INSTRUÇÃO DADA 1:
Reproduza fielmente o trecho da crítica sobre o filme "Uma Promessa" que vai de "A relação de" até "neste drama romântico.", inclusive.

“Uma Promessa”, às vésperas da serpente

A relação de proletário e burguesa e a antevisão da Alemanha na 1ª Guerra Mundial são tratados pelo cineasta francês Patrice Leconte neste drama romântico.

Numa época em que os bons dramas de época são raros, o cineasta francês Patrice Leconte (O Marido da Cabelereira, 1990) passeia por eles com leveza. Neste “Uma Promessa”, baseado em livro do escritor austríaco Stefan Zweig (1881/1942), ele foge às narrativas pontilhadas por encontros e subterfúgios para tratar da relação do jovem engenheiro Friedrich Zeitz (Richard Madden) com a burguesa Charlotte (Rebecca Hall). Paixão contida por razão e equilíbrio, sob os dúbios olhares do industrial Karl Hoffmeister (Alan Rickman).

DADOS FORNECIDOS:
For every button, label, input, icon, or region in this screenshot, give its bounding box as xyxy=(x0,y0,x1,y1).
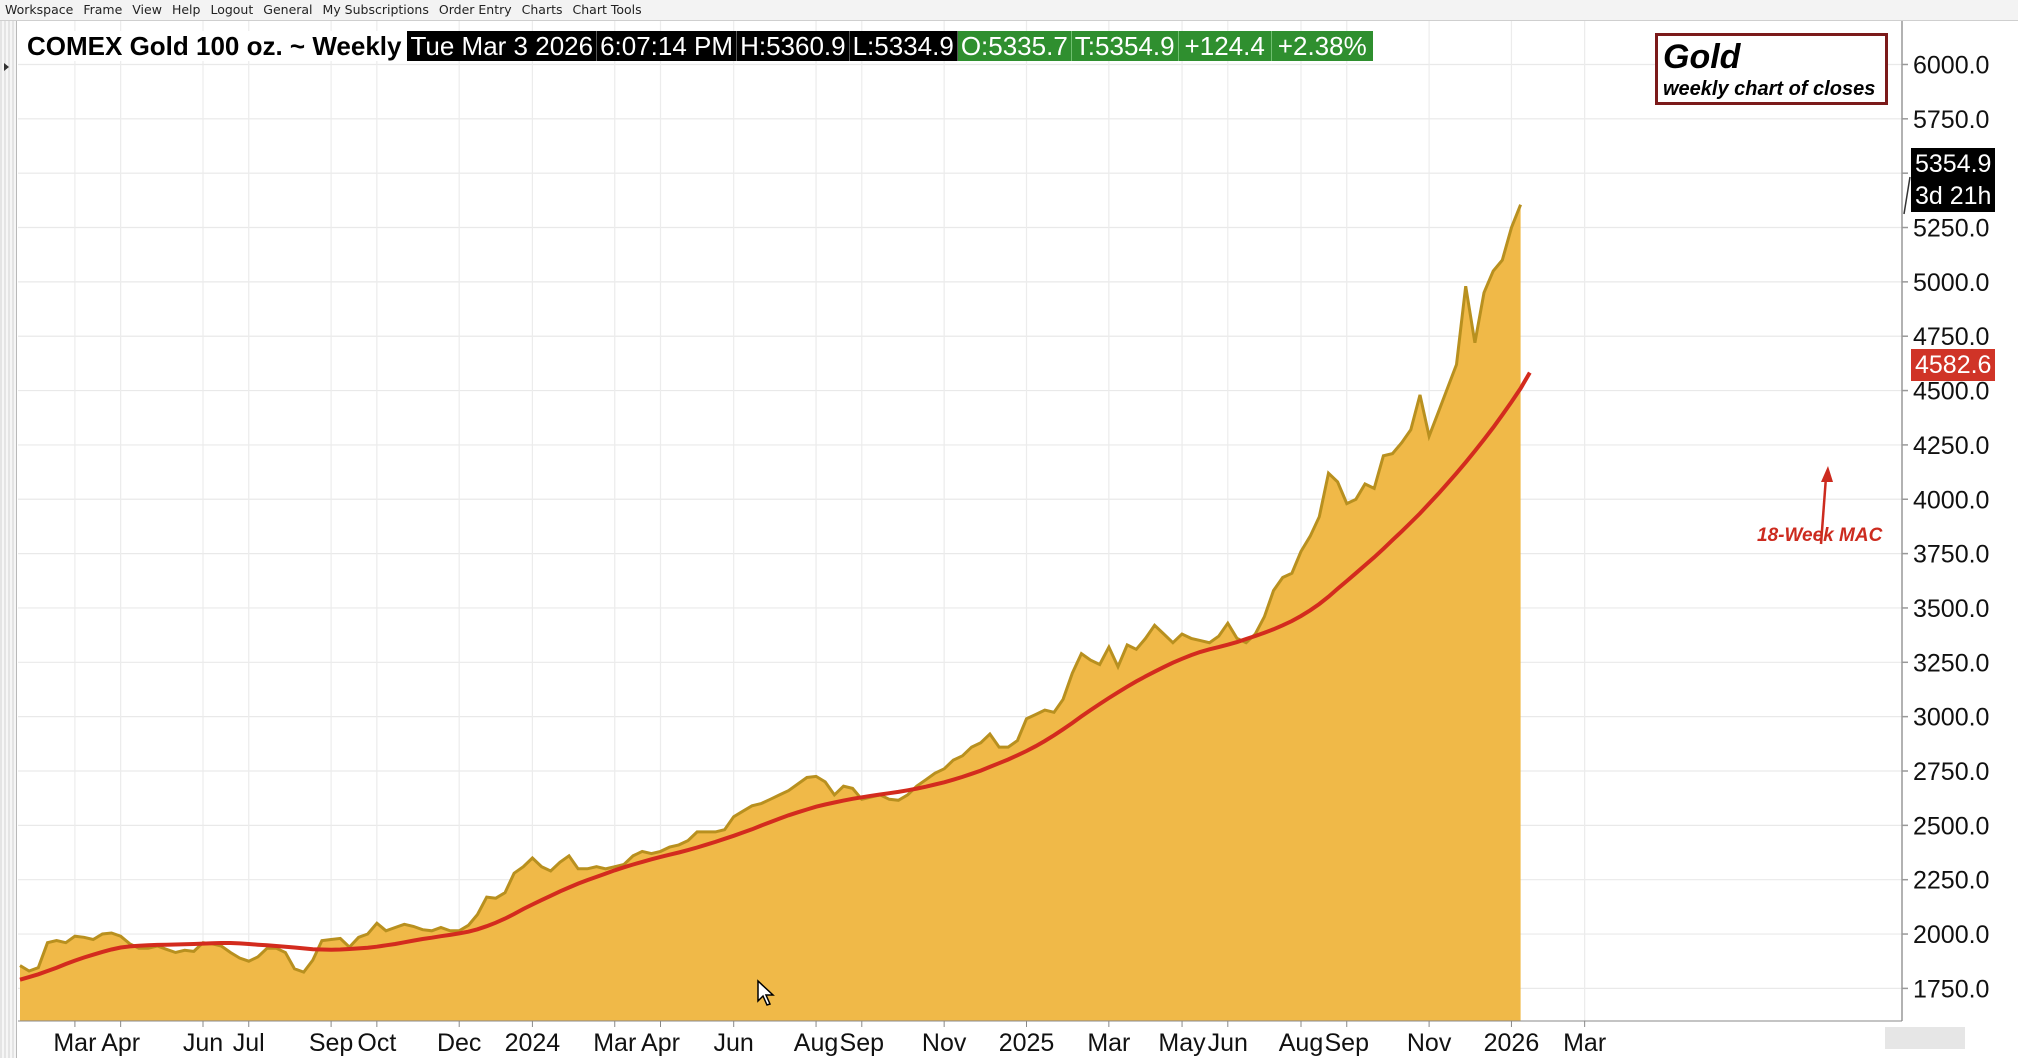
y-tick-label: 4500.0 xyxy=(1913,378,1989,406)
mac-annotation-arrow xyxy=(1819,466,1833,545)
legend-box: Gold weekly chart of closes xyxy=(1655,33,1888,105)
y-tick-label: 6000.0 xyxy=(1913,51,1989,79)
mac-line xyxy=(19,371,1532,982)
y-tick-label: 2250.0 xyxy=(1913,867,1989,895)
legend-subtitle: weekly chart of closes xyxy=(1663,78,1876,100)
x-tick-label: Sep xyxy=(1325,1029,1369,1057)
x-tick-label: Nov xyxy=(922,1029,967,1057)
x-tick-label: 2024 xyxy=(505,1029,561,1057)
menu-bar: Workspace Frame View Help Logout General My Su… xyxy=(0,0,2018,21)
x-tick-label: Dec xyxy=(437,1029,481,1057)
quote-change-pct: +2.38% xyxy=(1271,31,1373,61)
bar-time-remaining-badge: 3d 21h xyxy=(1911,180,1996,212)
price-chart[interactable]: 1750.0 2000.0 2250.0 2500.0 2750.0 3000.0 3250… xyxy=(0,21,2018,1058)
y-tick-label: 2750.0 xyxy=(1913,758,1989,786)
quote-date: Tue Mar 3 2026 xyxy=(407,31,598,61)
quote-high: H:5360.9 xyxy=(737,31,850,61)
quote-time: 6:07:14 PM xyxy=(597,31,738,61)
y-tick-label: 2000.0 xyxy=(1913,921,1989,949)
x-tick-label: 2026 xyxy=(1484,1029,1540,1057)
y-tick-label: 1750.0 xyxy=(1913,975,1989,1003)
menu-item-logout[interactable]: Logout xyxy=(210,2,254,17)
x-tick-label: Mar xyxy=(593,1029,636,1057)
y-tick-label: 3750.0 xyxy=(1913,541,1989,569)
x-tick-label: Mar xyxy=(53,1029,96,1057)
x-tick-label: Apr xyxy=(641,1029,680,1057)
x-tick-label: 2025 xyxy=(999,1029,1055,1057)
menu-item-general[interactable]: General xyxy=(263,2,313,17)
expand-arrow-icon[interactable] xyxy=(4,63,9,71)
y-tick-label: 2500.0 xyxy=(1913,812,1989,840)
menu-item-order-entry[interactable]: Order Entry xyxy=(438,2,512,17)
mac-annotation-label: 18-Week MAC xyxy=(1757,525,1883,546)
y-tick-label: 5000.0 xyxy=(1913,269,1989,297)
left-scroll-gutter[interactable] xyxy=(0,21,17,1058)
x-tick-label: Jun xyxy=(714,1029,754,1057)
x-tick-label: Jun xyxy=(1208,1029,1248,1057)
menu-item-charts[interactable]: Charts xyxy=(521,2,563,17)
menu-item-help[interactable]: Help xyxy=(171,2,201,17)
menu-item-chart-tools[interactable]: Chart Tools xyxy=(572,2,642,17)
x-tick-label: Aug xyxy=(1279,1029,1323,1057)
mac-price-badge: 4582.6 xyxy=(1911,349,1996,381)
y-tick-label: 3000.0 xyxy=(1913,704,1989,732)
scroll-thumb[interactable] xyxy=(1885,1027,1965,1049)
last-price-badge: 5354.9 xyxy=(1911,148,1996,180)
quote-last: T:5354.9 xyxy=(1071,31,1179,61)
legend-title: Gold xyxy=(1663,38,1741,76)
grid xyxy=(18,21,1902,1021)
quote-change: +124.4 xyxy=(1178,31,1272,61)
quote-low: L:5334.9 xyxy=(849,31,958,61)
x-tick-label: Sep xyxy=(309,1029,353,1057)
menu-item-view[interactable]: View xyxy=(132,2,162,17)
gold-area xyxy=(20,204,1521,1021)
y-tick-label: 3250.0 xyxy=(1913,649,1989,677)
x-axis-ticks: Mar Apr Jun Jul Sep Oct Dec 2024 Mar Apr Jun Aug Sep… xyxy=(53,1021,1606,1057)
x-tick-label: Mar xyxy=(1563,1029,1606,1057)
mouse-pointer-icon xyxy=(757,979,775,1006)
x-tick-label: Oct xyxy=(357,1029,396,1057)
price-leader-line xyxy=(1903,176,1911,215)
x-tick-label: Jun xyxy=(183,1029,223,1057)
x-tick-label: Nov xyxy=(1407,1029,1452,1057)
gold-close-line xyxy=(19,204,1522,974)
x-tick-label: Sep xyxy=(840,1029,884,1057)
y-tick-label: 3500.0 xyxy=(1913,595,1989,623)
menu-item-workspace[interactable]: Workspace xyxy=(5,2,74,17)
x-tick-label: Jul xyxy=(233,1029,265,1057)
quote-open: O:5335.7 xyxy=(957,31,1072,61)
menu-item-frame[interactable]: Frame xyxy=(83,2,123,17)
y-tick-label: 4750.0 xyxy=(1913,323,1989,351)
quote-header: COMEX Gold 100 oz. ~ Weekly Tue Mar 3 20… xyxy=(24,31,1373,61)
x-tick-label: Aug xyxy=(794,1029,838,1057)
y-tick-label: 5750.0 xyxy=(1913,106,1989,134)
menu-item-my-subscriptions[interactable]: My Subscriptions xyxy=(322,2,429,17)
y-tick-label: 4250.0 xyxy=(1913,432,1989,460)
x-tick-label: Apr xyxy=(101,1029,140,1057)
x-tick-label: Mar xyxy=(1087,1029,1130,1057)
y-tick-label: 4000.0 xyxy=(1913,486,1989,514)
y-tick-label: 5250.0 xyxy=(1913,215,1989,243)
chart-title: COMEX Gold 100 oz. ~ Weekly xyxy=(24,31,408,61)
x-tick-label: May xyxy=(1158,1029,1206,1057)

INSTRUÇÃO DADA 2:
Converta em lista numerada apenas as linhas dos dados que vão da linha com "y-tick-label: 4500.0 xyxy=(1913,378,1989,406)" até a linha com "y-tick-label: 2750.0 xyxy=(1913,758,1989,786)", incluindo as duas. Deixe de fora as linhas em branco.

SOLUÇÃO DO EXERCÍCIO 1:
A relação de proletário e burguesa e a antevisão da Alemanha na 1ª Guerra Mundial são tratados pelo cineasta francês Patrice Leconte neste drama romântico.

SOLUÇÃO DO EXERCÍCIO 2:
1. y-tick-label: 4500.0 xyxy=(1913,378,1989,406)
2. mac-annotation-arrow xyxy=(1819,466,1833,545)
3. legend-box: Gold weekly chart of closes xyxy=(1655,33,1888,105)
4. y-tick-label: 6000.0 xyxy=(1913,51,1989,79)
5. mac-line xyxy=(19,371,1532,982)
6. y-tick-label: 2250.0 xyxy=(1913,867,1989,895)
7. legend-subtitle: weekly chart of closes xyxy=(1663,78,1876,100)
8. x-tick-label: Sep xyxy=(1325,1029,1369,1057)
9. x-tick-label: Nov xyxy=(922,1029,967,1057)
10. x-tick-label: 2024 xyxy=(505,1029,561,1057)
11. menu-bar: Workspace Frame View Help Logout General My Su… xyxy=(0,0,2018,21)
12. x-tick-label: Dec xyxy=(437,1029,481,1057)
13. quote-change-pct: +2.38% xyxy=(1271,31,1373,61)
14. bar-time-remaining-badge: 3d 21h xyxy=(1911,180,1996,212)
15. price-chart[interactable]: 1750.0 2000.0 2250.0 2500.0 2750.0 3000.0 3250… xyxy=(0,21,2018,1058)
16. y-tick-label: 2750.0 xyxy=(1913,758,1989,786)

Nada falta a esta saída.